[Dataset entries on figures]
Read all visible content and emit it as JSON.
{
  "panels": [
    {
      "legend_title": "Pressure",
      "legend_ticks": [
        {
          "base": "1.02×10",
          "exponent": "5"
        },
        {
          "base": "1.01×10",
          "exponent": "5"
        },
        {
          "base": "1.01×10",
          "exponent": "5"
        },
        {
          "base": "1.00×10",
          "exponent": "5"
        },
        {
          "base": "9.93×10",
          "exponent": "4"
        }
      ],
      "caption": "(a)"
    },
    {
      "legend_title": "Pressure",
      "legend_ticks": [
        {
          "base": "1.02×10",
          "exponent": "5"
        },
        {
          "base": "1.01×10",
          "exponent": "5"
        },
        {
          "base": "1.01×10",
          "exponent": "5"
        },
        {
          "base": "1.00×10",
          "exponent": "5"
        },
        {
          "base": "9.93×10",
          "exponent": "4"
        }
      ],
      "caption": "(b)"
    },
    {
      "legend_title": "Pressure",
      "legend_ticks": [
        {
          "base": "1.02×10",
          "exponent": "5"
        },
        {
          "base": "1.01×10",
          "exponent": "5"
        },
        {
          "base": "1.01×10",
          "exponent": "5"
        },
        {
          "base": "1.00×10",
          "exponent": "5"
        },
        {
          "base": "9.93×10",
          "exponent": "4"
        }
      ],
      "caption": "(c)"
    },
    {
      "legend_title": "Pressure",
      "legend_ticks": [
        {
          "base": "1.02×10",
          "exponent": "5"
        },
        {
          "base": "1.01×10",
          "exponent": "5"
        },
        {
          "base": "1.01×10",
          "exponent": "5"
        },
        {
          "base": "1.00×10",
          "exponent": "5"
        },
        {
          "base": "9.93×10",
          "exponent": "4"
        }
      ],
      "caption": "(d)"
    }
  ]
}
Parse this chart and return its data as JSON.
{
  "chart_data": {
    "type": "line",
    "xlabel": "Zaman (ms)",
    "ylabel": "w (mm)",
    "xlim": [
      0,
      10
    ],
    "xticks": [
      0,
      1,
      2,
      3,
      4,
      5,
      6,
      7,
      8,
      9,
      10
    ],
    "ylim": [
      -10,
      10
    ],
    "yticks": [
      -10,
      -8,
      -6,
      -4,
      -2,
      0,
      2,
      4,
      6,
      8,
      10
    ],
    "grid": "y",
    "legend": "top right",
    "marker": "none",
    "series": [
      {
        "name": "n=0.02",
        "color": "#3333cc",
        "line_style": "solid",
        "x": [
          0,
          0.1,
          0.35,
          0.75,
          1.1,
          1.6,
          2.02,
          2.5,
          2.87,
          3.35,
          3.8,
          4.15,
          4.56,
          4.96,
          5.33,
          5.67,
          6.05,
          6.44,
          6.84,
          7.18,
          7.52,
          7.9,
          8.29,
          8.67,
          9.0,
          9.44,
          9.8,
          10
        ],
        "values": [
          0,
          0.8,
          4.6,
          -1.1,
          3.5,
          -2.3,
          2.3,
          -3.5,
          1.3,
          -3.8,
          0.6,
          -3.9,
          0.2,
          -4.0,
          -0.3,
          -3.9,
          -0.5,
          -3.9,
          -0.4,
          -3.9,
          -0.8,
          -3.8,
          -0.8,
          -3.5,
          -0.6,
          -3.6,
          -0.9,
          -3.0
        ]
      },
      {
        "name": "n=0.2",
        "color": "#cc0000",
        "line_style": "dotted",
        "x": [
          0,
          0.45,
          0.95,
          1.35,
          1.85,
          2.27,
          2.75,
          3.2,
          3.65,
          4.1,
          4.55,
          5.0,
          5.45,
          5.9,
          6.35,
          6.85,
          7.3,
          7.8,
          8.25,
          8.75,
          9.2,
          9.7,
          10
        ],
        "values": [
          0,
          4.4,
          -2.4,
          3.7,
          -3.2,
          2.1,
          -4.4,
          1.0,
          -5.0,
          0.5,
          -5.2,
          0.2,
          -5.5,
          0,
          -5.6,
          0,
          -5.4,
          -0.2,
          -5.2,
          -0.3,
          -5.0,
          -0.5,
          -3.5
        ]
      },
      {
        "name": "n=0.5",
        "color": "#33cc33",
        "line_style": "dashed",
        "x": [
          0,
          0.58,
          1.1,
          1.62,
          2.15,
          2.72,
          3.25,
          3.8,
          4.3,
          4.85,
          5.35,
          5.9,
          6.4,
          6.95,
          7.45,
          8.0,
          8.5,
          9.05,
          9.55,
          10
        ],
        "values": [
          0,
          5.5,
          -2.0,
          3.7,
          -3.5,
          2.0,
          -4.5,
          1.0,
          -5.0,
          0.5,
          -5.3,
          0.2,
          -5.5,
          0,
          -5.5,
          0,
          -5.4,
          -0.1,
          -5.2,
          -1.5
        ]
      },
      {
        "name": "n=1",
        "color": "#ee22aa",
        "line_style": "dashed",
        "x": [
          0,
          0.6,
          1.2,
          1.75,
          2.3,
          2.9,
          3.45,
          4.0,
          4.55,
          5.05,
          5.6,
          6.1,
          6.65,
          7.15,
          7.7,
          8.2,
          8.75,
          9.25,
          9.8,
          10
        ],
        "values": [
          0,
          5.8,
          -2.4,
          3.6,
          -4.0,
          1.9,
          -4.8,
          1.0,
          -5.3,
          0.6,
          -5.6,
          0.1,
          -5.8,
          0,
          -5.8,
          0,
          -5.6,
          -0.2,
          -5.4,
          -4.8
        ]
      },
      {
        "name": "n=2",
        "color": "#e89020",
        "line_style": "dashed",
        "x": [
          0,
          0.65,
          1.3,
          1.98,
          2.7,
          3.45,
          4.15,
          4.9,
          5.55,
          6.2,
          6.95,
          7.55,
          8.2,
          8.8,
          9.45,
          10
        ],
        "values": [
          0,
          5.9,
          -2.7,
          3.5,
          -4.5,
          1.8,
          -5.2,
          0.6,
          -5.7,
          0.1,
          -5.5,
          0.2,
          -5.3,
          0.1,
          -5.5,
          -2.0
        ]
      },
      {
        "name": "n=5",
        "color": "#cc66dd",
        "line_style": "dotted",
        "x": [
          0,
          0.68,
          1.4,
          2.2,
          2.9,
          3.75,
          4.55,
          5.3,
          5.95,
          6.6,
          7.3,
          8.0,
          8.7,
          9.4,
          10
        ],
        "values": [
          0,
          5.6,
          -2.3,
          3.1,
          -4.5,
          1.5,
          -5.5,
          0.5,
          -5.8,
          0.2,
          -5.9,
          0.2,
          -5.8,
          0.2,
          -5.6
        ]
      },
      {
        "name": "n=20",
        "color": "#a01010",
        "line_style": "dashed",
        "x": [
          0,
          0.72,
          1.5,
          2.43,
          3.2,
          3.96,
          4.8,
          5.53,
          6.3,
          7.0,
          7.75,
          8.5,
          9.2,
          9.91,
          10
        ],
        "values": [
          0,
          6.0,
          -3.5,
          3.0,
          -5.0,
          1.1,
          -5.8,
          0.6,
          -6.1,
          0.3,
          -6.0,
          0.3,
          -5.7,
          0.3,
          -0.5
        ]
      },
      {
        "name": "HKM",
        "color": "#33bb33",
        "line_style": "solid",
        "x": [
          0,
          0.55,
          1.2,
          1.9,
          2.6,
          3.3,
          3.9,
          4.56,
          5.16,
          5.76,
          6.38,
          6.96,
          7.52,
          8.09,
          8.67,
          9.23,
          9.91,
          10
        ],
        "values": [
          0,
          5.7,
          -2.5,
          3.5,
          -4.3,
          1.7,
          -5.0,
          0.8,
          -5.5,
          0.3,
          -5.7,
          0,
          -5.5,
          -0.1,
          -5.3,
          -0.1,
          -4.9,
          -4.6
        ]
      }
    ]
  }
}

WHAT IS REQUIRED: Please reproduce every line of the material word for word.

OUTPUT OF THE TASK:
Read all visible content and emit it as JSON.
{
  "panels": [
    {
      "legend_title": "Pressure",
      "legend_ticks": [
        {
          "base": "1.02×10",
          "exponent": "5"
        },
        {
          "base": "1.01×10",
          "exponent": "5"
        },
        {
          "base": "1.01×10",
          "exponent": "5"
        },
        {
          "base": "1.00×10",
          "exponent": "5"
        },
        {
          "base": "9.93×10",
          "exponent": "4"
        }
      ],
      "caption": "(a)"
    },
    {
      "legend_title": "Pressure",
      "legend_ticks": [
        {
          "base": "1.02×10",
          "exponent": "5"
        },
        {
          "base": "1.01×10",
          "exponent": "5"
        },
        {
          "base": "1.01×10",
          "exponent": "5"
        },
        {
          "base": "1.00×10",
          "exponent": "5"
        },
        {
          "base": "9.93×10",
          "exponent": "4"
        }
      ],
      "caption": "(b)"
    },
    {
      "legend_title": "Pressure",
      "legend_ticks": [
        {
          "base": "1.02×10",
          "exponent": "5"
        },
        {
          "base": "1.01×10",
          "exponent": "5"
        },
        {
          "base": "1.01×10",
          "exponent": "5"
        },
        {
          "base": "1.00×10",
          "exponent": "5"
        },
        {
          "base": "9.93×10",
          "exponent": "4"
        }
      ],
      "caption": "(c)"
    },
    {
      "legend_title": "Pressure",
      "legend_ticks": [
        {
          "base": "1.02×10",
          "exponent": "5"
        },
        {
          "base": "1.01×10",
          "exponent": "5"
        },
        {
          "base": "1.01×10",
          "exponent": "5"
        },
        {
          "base": "1.00×10",
          "exponent": "5"
        },
        {
          "base": "9.93×10",
          "exponent": "4"
        }
      ],
      "caption": "(d)"
    }
  ]
}
Parse this chart and return its data as JSON.
{
  "chart_data": {
    "type": "line",
    "xlabel": "Zaman (ms)",
    "ylabel": "w (mm)",
    "xlim": [
      0,
      10
    ],
    "xticks": [
      0,
      1,
      2,
      3,
      4,
      5,
      6,
      7,
      8,
      9,
      10
    ],
    "ylim": [
      -10,
      10
    ],
    "yticks": [
      -10,
      -8,
      -6,
      -4,
      -2,
      0,
      2,
      4,
      6,
      8,
      10
    ],
    "grid": "y",
    "legend": "top right",
    "marker": "none",
    "series": [
      {
        "name": "n=0.02",
        "color": "#3333cc",
        "line_style": "solid",
        "x": [
          0,
          0.1,
          0.35,
          0.75,
          1.1,
          1.6,
          2.02,
          2.5,
          2.87,
          3.35,
          3.8,
          4.15,
          4.56,
          4.96,
          5.33,
          5.67,
          6.05,
          6.44,
          6.84,
          7.18,
          7.52,
          7.9,
          8.29,
          8.67,
          9.0,
          9.44,
          9.8,
          10
        ],
        "values": [
          0,
          0.8,
          4.6,
          -1.1,
          3.5,
          -2.3,
          2.3,
          -3.5,
          1.3,
          -3.8,
          0.6,
          -3.9,
          0.2,
          -4.0,
          -0.3,
          -3.9,
          -0.5,
          -3.9,
          -0.4,
          -3.9,
          -0.8,
          -3.8,
          -0.8,
          -3.5,
          -0.6,
          -3.6,
          -0.9,
          -3.0
        ]
      },
      {
        "name": "n=0.2",
        "color": "#cc0000",
        "line_style": "dotted",
        "x": [
          0,
          0.45,
          0.95,
          1.35,
          1.85,
          2.27,
          2.75,
          3.2,
          3.65,
          4.1,
          4.55,
          5.0,
          5.45,
          5.9,
          6.35,
          6.85,
          7.3,
          7.8,
          8.25,
          8.75,
          9.2,
          9.7,
          10
        ],
        "values": [
          0,
          4.4,
          -2.4,
          3.7,
          -3.2,
          2.1,
          -4.4,
          1.0,
          -5.0,
          0.5,
          -5.2,
          0.2,
          -5.5,
          0,
          -5.6,
          0,
          -5.4,
          -0.2,
          -5.2,
          -0.3,
          -5.0,
          -0.5,
          -3.5
        ]
      },
      {
        "name": "n=0.5",
        "color": "#33cc33",
        "line_style": "dashed",
        "x": [
          0,
          0.58,
          1.1,
          1.62,
          2.15,
          2.72,
          3.25,
          3.8,
          4.3,
          4.85,
          5.35,
          5.9,
          6.4,
          6.95,
          7.45,
          8.0,
          8.5,
          9.05,
          9.55,
          10
        ],
        "values": [
          0,
          5.5,
          -2.0,
          3.7,
          -3.5,
          2.0,
          -4.5,
          1.0,
          -5.0,
          0.5,
          -5.3,
          0.2,
          -5.5,
          0,
          -5.5,
          0,
          -5.4,
          -0.1,
          -5.2,
          -1.5
        ]
      },
      {
        "name": "n=1",
        "color": "#ee22aa",
        "line_style": "dashed",
        "x": [
          0,
          0.6,
          1.2,
          1.75,
          2.3,
          2.9,
          3.45,
          4.0,
          4.55,
          5.05,
          5.6,
          6.1,
          6.65,
          7.15,
          7.7,
          8.2,
          8.75,
          9.25,
          9.8,
          10
        ],
        "values": [
          0,
          5.8,
          -2.4,
          3.6,
          -4.0,
          1.9,
          -4.8,
          1.0,
          -5.3,
          0.6,
          -5.6,
          0.1,
          -5.8,
          0,
          -5.8,
          0,
          -5.6,
          -0.2,
          -5.4,
          -4.8
        ]
      },
      {
        "name": "n=2",
        "color": "#e89020",
        "line_style": "dashed",
        "x": [
          0,
          0.65,
          1.3,
          1.98,
          2.7,
          3.45,
          4.15,
          4.9,
          5.55,
          6.2,
          6.95,
          7.55,
          8.2,
          8.8,
          9.45,
          10
        ],
        "values": [
          0,
          5.9,
          -2.7,
          3.5,
          -4.5,
          1.8,
          -5.2,
          0.6,
          -5.7,
          0.1,
          -5.5,
          0.2,
          -5.3,
          0.1,
          -5.5,
          -2.0
        ]
      },
      {
        "name": "n=5",
        "color": "#cc66dd",
        "line_style": "dotted",
        "x": [
          0,
          0.68,
          1.4,
          2.2,
          2.9,
          3.75,
          4.55,
          5.3,
          5.95,
          6.6,
          7.3,
          8.0,
          8.7,
          9.4,
          10
        ],
        "values": [
          0,
          5.6,
          -2.3,
          3.1,
          -4.5,
          1.5,
          -5.5,
          0.5,
          -5.8,
          0.2,
          -5.9,
          0.2,
          -5.8,
          0.2,
          -5.6
        ]
      },
      {
        "name": "n=20",
        "color": "#a01010",
        "line_style": "dashed",
        "x": [
          0,
          0.72,
          1.5,
          2.43,
          3.2,
          3.96,
          4.8,
          5.53,
          6.3,
          7.0,
          7.75,
          8.5,
          9.2,
          9.91,
          10
        ],
        "values": [
          0,
          6.0,
          -3.5,
          3.0,
          -5.0,
          1.1,
          -5.8,
          0.6,
          -6.1,
          0.3,
          -6.0,
          0.3,
          -5.7,
          0.3,
          -0.5
        ]
      },
      {
        "name": "HKM",
        "color": "#33bb33",
        "line_style": "solid",
        "x": [
          0,
          0.55,
          1.2,
          1.9,
          2.6,
          3.3,
          3.9,
          4.56,
          5.16,
          5.76,
          6.38,
          6.96,
          7.52,
          8.09,
          8.67,
          9.23,
          9.91,
          10
        ],
        "values": [
          0,
          5.7,
          -2.5,
          3.5,
          -4.3,
          1.7,
          -5.0,
          0.8,
          -5.5,
          0.3,
          -5.7,
          0,
          -5.5,
          -0.1,
          -5.3,
          -0.1,
          -4.9,
          -4.6
        ]
      }
    ]
  }
}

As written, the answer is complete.